Do this: Copy every line of the following data that includes the string "value".

** Start Data to use **

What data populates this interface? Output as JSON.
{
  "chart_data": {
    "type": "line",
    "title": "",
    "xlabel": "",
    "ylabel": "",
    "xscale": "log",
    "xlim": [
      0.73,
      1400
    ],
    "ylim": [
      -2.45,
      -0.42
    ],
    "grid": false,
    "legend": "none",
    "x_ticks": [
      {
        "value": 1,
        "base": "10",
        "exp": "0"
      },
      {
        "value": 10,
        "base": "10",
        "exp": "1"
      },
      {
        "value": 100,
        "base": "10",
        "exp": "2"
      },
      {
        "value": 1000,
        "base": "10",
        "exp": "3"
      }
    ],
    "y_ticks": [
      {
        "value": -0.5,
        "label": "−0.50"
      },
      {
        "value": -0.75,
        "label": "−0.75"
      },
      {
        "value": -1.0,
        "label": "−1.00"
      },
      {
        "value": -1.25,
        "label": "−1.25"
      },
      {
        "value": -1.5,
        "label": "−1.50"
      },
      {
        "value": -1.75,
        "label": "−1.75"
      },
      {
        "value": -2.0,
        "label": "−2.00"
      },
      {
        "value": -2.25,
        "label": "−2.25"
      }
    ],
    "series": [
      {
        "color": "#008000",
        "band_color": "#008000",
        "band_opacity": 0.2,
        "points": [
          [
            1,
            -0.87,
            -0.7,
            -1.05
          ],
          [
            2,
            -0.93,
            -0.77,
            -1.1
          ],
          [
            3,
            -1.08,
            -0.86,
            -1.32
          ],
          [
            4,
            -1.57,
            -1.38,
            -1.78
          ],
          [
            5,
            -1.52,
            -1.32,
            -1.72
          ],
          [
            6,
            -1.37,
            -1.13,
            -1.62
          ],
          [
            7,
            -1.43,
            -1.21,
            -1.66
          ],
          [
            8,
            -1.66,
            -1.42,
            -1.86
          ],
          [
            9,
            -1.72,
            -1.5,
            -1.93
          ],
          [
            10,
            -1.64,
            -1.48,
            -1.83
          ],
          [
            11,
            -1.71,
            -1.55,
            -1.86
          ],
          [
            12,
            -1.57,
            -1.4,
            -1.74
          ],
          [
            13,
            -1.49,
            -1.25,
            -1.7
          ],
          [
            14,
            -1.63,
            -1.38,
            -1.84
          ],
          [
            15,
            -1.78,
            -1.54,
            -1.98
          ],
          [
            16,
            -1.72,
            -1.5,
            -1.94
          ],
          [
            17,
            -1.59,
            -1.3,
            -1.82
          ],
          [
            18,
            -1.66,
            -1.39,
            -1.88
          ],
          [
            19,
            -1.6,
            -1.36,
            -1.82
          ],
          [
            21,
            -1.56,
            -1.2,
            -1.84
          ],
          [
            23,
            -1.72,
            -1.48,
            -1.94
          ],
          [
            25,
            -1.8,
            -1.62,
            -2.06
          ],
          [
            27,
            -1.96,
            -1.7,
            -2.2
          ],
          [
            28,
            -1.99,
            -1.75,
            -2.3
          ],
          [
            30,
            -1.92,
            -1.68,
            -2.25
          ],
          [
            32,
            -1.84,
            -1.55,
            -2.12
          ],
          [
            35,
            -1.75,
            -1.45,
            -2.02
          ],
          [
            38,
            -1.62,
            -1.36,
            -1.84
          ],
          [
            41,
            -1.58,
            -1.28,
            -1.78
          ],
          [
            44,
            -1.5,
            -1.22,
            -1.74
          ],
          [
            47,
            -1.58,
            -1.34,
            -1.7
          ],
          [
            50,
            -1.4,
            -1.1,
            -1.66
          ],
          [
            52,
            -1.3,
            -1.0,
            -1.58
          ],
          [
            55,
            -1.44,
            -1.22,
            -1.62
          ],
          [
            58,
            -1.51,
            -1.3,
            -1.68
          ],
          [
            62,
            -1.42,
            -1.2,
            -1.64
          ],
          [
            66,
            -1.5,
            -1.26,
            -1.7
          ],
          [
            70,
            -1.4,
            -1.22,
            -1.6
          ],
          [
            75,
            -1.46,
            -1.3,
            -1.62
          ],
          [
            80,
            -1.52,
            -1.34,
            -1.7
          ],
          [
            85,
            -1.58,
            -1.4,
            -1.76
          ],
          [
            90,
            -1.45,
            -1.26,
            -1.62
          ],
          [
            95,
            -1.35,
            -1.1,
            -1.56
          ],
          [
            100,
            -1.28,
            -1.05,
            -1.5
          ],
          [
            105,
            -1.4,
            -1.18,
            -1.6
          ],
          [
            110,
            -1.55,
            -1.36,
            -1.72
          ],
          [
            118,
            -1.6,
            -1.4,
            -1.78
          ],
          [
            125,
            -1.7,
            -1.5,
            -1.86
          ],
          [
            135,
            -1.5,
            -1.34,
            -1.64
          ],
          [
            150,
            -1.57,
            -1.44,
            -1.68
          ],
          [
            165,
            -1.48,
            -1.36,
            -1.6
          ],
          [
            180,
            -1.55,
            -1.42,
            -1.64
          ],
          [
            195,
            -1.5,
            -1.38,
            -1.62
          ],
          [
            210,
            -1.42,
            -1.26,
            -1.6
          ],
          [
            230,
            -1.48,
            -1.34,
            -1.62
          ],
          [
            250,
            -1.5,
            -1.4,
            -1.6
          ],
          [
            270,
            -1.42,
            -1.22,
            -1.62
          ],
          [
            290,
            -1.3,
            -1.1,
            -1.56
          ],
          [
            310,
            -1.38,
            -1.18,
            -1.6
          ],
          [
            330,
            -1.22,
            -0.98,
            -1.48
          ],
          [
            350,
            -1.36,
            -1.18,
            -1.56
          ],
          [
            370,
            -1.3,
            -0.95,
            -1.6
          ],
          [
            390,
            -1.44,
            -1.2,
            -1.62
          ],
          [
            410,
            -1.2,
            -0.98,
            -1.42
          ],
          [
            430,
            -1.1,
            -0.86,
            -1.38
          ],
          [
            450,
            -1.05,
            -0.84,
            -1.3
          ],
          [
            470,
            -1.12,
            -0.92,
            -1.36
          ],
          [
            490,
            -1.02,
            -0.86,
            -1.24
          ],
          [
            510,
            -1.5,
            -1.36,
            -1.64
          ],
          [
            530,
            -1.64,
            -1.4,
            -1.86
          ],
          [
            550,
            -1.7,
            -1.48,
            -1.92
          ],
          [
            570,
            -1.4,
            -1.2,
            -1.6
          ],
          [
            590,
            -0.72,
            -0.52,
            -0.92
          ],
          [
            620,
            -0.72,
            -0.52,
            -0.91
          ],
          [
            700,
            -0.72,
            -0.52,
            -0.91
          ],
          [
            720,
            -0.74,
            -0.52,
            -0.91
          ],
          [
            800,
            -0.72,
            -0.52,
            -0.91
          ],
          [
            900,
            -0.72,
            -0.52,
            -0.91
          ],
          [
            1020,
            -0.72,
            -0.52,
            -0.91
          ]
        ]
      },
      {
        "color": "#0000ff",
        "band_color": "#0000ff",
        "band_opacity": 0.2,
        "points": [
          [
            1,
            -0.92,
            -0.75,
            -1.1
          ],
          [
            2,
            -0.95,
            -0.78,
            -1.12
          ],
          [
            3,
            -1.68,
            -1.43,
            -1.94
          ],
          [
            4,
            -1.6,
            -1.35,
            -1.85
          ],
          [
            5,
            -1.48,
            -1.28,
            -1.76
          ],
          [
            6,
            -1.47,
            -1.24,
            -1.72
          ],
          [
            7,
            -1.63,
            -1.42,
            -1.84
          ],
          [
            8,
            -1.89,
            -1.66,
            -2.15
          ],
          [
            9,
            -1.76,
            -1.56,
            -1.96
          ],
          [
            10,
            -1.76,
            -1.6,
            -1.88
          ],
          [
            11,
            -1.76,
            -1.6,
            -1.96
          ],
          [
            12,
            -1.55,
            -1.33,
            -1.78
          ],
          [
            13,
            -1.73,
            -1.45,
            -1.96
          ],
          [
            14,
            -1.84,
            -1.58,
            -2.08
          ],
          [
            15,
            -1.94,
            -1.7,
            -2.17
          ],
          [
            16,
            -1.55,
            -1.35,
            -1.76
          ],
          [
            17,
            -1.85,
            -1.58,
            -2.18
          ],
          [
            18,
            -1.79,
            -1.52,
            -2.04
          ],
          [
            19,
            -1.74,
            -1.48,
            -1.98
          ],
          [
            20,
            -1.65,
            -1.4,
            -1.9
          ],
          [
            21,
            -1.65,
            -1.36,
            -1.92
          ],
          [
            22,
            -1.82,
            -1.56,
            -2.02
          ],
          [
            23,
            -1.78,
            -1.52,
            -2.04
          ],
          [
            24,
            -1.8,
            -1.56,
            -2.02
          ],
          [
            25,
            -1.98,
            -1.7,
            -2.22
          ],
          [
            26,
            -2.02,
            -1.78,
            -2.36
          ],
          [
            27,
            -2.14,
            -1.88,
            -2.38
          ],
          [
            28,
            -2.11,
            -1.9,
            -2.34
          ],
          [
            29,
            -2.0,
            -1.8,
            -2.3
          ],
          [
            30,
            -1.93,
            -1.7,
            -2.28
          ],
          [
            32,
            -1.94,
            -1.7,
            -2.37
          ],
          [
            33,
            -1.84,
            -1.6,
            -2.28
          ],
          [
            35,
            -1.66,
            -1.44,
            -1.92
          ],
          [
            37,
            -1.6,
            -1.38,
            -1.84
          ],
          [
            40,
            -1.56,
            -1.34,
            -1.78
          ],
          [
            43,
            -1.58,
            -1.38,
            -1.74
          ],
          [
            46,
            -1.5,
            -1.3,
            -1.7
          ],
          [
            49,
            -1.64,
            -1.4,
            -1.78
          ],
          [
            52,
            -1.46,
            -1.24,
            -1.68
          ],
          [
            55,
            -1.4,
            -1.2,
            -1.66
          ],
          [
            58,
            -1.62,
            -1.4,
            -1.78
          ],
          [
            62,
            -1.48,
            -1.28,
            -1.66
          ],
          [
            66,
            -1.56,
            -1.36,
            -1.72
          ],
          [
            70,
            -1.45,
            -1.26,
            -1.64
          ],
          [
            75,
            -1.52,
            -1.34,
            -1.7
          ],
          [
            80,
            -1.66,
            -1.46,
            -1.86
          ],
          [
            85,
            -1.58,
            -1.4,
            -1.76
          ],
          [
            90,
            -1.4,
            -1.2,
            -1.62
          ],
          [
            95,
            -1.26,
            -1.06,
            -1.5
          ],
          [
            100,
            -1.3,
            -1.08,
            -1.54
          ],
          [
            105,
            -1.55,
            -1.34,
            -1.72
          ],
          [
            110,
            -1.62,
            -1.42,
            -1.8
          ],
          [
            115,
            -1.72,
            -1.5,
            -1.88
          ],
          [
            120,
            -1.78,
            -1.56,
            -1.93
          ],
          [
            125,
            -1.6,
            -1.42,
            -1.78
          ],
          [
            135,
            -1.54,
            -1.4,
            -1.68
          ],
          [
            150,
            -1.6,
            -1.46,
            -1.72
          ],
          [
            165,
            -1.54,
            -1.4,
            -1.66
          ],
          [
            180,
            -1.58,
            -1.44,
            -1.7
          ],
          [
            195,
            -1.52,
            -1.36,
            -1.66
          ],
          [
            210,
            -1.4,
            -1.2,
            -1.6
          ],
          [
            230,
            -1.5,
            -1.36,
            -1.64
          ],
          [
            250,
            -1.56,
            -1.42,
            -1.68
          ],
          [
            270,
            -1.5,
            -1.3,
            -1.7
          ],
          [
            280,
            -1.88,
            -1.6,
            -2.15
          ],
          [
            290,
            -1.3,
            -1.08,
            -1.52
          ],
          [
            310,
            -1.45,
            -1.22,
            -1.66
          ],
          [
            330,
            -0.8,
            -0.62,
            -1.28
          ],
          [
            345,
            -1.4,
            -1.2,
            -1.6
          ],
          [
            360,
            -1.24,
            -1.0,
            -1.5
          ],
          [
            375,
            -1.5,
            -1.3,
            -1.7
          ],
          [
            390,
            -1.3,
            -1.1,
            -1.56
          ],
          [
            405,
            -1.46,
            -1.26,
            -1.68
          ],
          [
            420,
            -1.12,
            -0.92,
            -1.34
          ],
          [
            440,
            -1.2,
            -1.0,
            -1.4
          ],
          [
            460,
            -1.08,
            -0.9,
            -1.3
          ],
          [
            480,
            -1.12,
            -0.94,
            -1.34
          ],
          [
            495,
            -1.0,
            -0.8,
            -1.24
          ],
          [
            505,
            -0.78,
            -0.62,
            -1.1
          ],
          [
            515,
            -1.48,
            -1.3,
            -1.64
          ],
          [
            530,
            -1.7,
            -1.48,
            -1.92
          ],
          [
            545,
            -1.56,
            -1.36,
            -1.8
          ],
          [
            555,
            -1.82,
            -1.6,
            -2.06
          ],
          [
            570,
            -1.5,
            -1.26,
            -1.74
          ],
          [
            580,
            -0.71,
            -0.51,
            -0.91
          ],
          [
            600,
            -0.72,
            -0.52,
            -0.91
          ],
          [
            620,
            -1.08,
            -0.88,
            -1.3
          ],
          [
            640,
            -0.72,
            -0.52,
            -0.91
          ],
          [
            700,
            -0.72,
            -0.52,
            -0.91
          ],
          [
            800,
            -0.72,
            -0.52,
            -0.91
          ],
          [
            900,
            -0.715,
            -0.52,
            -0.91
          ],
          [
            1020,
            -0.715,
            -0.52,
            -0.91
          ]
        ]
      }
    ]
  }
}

** End Data to use **

Result:
        "value": 1,
        "value": 10,
        "value": 100,
        "value": 1000,
        "value": -0.5,
        "value": -0.75,
        "value": -1.0,
        "value": -1.25,
        "value": -1.5,
        "value": -1.75,
        "value": -2.0,
        "value": -2.25,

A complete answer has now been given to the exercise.